Reproduce the entries in full, with no changes.
****************************************
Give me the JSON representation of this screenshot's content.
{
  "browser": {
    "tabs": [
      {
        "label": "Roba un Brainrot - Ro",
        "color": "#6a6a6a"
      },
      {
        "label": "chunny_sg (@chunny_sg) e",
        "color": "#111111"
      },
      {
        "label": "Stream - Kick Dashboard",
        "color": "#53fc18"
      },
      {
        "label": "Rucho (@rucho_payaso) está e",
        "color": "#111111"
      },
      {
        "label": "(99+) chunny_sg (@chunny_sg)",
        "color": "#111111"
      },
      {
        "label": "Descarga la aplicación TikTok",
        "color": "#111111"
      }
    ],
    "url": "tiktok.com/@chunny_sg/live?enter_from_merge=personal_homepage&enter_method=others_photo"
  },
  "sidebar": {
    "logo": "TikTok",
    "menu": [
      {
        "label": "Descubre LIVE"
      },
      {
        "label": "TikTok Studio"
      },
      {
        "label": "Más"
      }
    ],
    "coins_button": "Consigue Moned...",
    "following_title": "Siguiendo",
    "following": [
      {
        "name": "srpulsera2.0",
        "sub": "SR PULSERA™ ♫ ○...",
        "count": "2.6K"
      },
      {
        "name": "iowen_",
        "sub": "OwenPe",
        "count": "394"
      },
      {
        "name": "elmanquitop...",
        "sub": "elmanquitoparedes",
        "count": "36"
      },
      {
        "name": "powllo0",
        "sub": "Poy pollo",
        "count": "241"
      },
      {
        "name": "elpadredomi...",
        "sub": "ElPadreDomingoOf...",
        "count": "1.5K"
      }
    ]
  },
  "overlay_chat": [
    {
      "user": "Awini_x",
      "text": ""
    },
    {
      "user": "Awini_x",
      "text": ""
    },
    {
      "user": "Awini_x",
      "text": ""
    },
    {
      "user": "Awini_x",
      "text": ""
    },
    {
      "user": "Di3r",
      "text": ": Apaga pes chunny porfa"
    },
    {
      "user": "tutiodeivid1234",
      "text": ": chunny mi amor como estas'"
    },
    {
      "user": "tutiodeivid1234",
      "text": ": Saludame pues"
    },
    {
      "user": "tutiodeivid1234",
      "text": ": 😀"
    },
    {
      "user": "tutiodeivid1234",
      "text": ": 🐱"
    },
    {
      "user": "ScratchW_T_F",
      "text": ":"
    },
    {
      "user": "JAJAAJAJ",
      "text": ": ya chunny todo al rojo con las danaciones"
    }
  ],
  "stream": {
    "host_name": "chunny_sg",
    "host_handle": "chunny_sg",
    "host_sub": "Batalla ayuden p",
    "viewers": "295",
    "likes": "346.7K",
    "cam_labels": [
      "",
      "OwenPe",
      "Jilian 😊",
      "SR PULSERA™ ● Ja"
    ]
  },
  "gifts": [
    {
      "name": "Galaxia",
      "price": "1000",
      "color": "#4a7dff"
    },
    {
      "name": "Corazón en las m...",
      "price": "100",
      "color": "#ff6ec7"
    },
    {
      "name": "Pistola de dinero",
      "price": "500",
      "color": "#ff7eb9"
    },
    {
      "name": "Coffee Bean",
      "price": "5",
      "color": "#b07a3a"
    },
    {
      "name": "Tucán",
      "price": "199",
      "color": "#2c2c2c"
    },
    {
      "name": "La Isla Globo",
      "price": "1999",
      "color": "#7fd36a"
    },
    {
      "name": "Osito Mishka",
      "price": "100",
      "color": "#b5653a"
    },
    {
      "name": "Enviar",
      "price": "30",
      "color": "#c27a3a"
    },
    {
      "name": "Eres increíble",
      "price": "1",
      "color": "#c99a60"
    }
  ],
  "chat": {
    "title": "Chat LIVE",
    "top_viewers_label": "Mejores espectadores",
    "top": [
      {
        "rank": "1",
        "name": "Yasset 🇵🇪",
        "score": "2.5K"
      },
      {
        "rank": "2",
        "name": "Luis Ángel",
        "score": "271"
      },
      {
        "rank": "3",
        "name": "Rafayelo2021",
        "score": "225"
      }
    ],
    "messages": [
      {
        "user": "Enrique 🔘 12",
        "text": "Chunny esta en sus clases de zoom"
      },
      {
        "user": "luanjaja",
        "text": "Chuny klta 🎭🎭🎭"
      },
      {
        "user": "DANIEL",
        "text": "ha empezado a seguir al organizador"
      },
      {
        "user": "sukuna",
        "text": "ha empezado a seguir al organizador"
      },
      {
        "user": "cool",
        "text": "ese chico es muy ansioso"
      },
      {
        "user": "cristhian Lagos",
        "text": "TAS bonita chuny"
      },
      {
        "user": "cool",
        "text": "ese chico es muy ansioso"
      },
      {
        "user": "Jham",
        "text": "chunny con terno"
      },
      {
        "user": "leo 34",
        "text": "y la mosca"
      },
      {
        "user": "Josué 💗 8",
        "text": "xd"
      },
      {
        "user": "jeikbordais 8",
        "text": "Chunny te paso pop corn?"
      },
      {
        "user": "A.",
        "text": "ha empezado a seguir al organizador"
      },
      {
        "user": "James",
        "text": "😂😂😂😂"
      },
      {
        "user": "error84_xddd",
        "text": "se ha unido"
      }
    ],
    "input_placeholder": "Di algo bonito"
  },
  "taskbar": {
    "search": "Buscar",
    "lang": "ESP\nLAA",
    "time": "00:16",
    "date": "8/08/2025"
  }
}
****************************************
**The response**.
Give me the JSON representation of this screenshot's content.
{
  "browser": {
    "tabs": [
      {
        "label": "Roba un Brainrot - Ro",
        "color": "#6a6a6a"
      },
      {
        "label": "chunny_sg (@chunny_sg) e",
        "color": "#111111"
      },
      {
        "label": "Stream - Kick Dashboard",
        "color": "#53fc18"
      },
      {
        "label": "Rucho (@rucho_payaso) está e",
        "color": "#111111"
      },
      {
        "label": "(99+) chunny_sg (@chunny_sg)",
        "color": "#111111"
      },
      {
        "label": "Descarga la aplicación TikTok",
        "color": "#111111"
      }
    ],
    "url": "tiktok.com/@chunny_sg/live?enter_from_merge=personal_homepage&enter_method=others_photo"
  },
  "sidebar": {
    "logo": "TikTok",
    "menu": [
      {
        "label": "Descubre LIVE"
      },
      {
        "label": "TikTok Studio"
      },
      {
        "label": "Más"
      }
    ],
    "coins_button": "Consigue Moned...",
    "following_title": "Siguiendo",
    "following": [
      {
        "name": "srpulsera2.0",
        "sub": "SR PULSERA™ ♫ ○...",
        "count": "2.6K"
      },
      {
        "name": "iowen_",
        "sub": "OwenPe",
        "count": "394"
      },
      {
        "name": "elmanquitop...",
        "sub": "elmanquitoparedes",
        "count": "36"
      },
      {
        "name": "powllo0",
        "sub": "Poy pollo",
        "count": "241"
      },
      {
        "name": "elpadredomi...",
        "sub": "ElPadreDomingoOf...",
        "count": "1.5K"
      }
    ]
  },
  "overlay_chat": [
    {
      "user": "Awini_x",
      "text": ""
    },
    {
      "user": "Awini_x",
      "text": ""
    },
    {
      "user": "Awini_x",
      "text": ""
    },
    {
      "user": "Awini_x",
      "text": ""
    },
    {
      "user": "Di3r",
      "text": ": Apaga pes chunny porfa"
    },
    {
      "user": "tutiodeivid1234",
      "text": ": chunny mi amor como estas'"
    },
    {
      "user": "tutiodeivid1234",
      "text": ": Saludame pues"
    },
    {
      "user": "tutiodeivid1234",
      "text": ": 😀"
    },
    {
      "user": "tutiodeivid1234",
      "text": ": 🐱"
    },
    {
      "user": "ScratchW_T_F",
      "text": ":"
    },
    {
      "user": "JAJAAJAJ",
      "text": ": ya chunny todo al rojo con las danaciones"
    }
  ],
  "stream": {
    "host_name": "chunny_sg",
    "host_handle": "chunny_sg",
    "host_sub": "Batalla ayuden p",
    "viewers": "295",
    "likes": "346.7K",
    "cam_labels": [
      "",
      "OwenPe",
      "Jilian 😊",
      "SR PULSERA™ ● Ja"
    ]
  },
  "gifts": [
    {
      "name": "Galaxia",
      "price": "1000",
      "color": "#4a7dff"
    },
    {
      "name": "Corazón en las m...",
      "price": "100",
      "color": "#ff6ec7"
    },
    {
      "name": "Pistola de dinero",
      "price": "500",
      "color": "#ff7eb9"
    },
    {
      "name": "Coffee Bean",
      "price": "5",
      "color": "#b07a3a"
    },
    {
      "name": "Tucán",
      "price": "199",
      "color": "#2c2c2c"
    },
    {
      "name": "La Isla Globo",
      "price": "1999",
      "color": "#7fd36a"
    },
    {
      "name": "Osito Mishka",
      "price": "100",
      "color": "#b5653a"
    },
    {
      "name": "Enviar",
      "price": "30",
      "color": "#c27a3a"
    },
    {
      "name": "Eres increíble",
      "price": "1",
      "color": "#c99a60"
    }
  ],
  "chat": {
    "title": "Chat LIVE",
    "top_viewers_label": "Mejores espectadores",
    "top": [
      {
        "rank": "1",
        "name": "Yasset 🇵🇪",
        "score": "2.5K"
      },
      {
        "rank": "2",
        "name": "Luis Ángel",
        "score": "271"
      },
      {
        "rank": "3",
        "name": "Rafayelo2021",
        "score": "225"
      }
    ],
    "messages": [
      {
        "user": "Enrique 🔘 12",
        "text": "Chunny esta en sus clases de zoom"
      },
      {
        "user": "luanjaja",
        "text": "Chuny klta 🎭🎭🎭"
      },
      {
        "user": "DANIEL",
        "text": "ha empezado a seguir al organizador"
      },
      {
        "user": "sukuna",
        "text": "ha empezado a seguir al organizador"
      },
      {
        "user": "cool",
        "text": "ese chico es muy ansioso"
      },
      {
        "user": "cristhian Lagos",
        "text": "TAS bonita chuny"
      },
      {
        "user": "cool",
        "text": "ese chico es muy ansioso"
      },
      {
        "user": "Jham",
        "text": "chunny con terno"
      },
      {
        "user": "leo 34",
        "text": "y la mosca"
      },
      {
        "user": "Josué 💗 8",
        "text": "xd"
      },
      {
        "user": "jeikbordais 8",
        "text": "Chunny te paso pop corn?"
      },
      {
        "user": "A.",
        "text": "ha empezado a seguir al organizador"
      },
      {
        "user": "James",
        "text": "😂😂😂😂"
      },
      {
        "user": "error84_xddd",
        "text": "se ha unido"
      }
    ],
    "input_placeholder": "Di algo bonito"
  },
  "taskbar": {
    "search": "Buscar",
    "lang": "ESP\nLAA",
    "time": "00:16",
    "date": "8/08/2025"
  }
}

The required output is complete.